Exercise data
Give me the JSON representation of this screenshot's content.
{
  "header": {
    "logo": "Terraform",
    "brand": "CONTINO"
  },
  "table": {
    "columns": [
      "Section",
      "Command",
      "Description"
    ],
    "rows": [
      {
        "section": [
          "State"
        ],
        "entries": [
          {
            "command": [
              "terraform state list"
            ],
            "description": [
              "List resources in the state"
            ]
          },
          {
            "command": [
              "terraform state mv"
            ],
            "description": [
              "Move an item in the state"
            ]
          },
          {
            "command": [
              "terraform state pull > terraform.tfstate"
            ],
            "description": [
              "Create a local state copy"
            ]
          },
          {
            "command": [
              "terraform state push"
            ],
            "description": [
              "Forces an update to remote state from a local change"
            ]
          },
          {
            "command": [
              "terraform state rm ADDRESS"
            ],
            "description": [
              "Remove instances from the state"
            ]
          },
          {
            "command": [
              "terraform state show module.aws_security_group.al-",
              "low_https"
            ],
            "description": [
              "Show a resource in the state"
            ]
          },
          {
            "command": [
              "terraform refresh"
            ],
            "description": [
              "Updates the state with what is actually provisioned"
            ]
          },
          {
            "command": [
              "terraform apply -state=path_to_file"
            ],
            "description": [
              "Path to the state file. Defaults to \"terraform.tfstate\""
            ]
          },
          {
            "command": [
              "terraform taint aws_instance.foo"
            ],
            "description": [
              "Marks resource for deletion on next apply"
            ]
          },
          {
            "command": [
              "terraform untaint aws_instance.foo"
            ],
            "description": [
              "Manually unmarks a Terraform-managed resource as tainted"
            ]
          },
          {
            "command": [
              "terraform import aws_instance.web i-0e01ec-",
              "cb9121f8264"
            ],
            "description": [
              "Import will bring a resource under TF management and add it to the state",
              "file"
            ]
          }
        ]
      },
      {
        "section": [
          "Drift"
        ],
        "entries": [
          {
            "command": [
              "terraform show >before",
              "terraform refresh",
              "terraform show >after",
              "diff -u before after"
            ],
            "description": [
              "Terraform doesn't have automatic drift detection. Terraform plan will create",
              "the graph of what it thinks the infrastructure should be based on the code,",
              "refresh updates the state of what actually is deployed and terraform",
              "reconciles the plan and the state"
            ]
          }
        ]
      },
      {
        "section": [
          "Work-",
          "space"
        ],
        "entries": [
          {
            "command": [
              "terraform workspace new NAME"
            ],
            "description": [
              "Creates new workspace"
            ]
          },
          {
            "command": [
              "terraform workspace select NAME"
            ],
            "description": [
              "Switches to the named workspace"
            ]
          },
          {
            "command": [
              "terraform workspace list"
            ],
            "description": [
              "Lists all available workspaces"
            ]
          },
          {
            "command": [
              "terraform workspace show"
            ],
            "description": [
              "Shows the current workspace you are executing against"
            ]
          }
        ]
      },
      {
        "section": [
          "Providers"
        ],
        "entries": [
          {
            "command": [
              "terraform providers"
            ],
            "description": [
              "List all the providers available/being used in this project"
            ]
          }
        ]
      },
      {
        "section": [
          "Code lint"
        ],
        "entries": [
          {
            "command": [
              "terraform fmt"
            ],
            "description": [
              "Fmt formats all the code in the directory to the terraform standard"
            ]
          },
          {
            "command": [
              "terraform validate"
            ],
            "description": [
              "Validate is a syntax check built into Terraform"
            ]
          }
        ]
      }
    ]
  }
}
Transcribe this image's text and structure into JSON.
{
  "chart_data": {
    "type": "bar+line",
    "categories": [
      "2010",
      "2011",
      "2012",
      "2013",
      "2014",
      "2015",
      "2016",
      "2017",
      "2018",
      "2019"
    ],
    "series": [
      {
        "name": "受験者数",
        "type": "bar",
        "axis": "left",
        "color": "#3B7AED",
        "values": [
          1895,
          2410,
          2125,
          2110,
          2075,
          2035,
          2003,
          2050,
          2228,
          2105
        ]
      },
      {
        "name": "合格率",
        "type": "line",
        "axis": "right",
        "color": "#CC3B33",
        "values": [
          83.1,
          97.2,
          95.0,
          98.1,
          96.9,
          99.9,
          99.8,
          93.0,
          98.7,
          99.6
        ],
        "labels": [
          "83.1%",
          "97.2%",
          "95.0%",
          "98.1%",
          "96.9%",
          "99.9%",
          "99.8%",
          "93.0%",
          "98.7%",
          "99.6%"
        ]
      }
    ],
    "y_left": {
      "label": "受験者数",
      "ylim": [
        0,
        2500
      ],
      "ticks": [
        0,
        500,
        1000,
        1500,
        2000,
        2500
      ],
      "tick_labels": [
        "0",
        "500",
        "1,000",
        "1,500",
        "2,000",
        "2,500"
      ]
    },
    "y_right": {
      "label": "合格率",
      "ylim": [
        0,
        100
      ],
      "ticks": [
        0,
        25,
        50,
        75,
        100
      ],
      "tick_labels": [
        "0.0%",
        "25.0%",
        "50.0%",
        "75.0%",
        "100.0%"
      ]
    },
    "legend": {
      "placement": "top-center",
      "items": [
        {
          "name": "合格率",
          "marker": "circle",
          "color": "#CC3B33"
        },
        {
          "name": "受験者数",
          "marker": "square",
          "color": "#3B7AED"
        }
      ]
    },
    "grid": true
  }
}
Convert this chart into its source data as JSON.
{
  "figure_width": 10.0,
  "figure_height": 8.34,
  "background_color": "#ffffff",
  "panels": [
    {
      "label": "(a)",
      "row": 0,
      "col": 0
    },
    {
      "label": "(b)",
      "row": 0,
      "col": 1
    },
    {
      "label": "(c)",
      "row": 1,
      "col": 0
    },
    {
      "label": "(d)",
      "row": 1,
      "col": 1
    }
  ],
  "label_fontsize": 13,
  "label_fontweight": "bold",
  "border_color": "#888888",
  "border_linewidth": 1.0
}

Exercise goal
Search the entries for the word "tfstate", then list each line that holds it.

Answer below
              "terraform state pull > terraform.tfstate"
              "Path to the state file. Defaults to \"terraform.tfstate\""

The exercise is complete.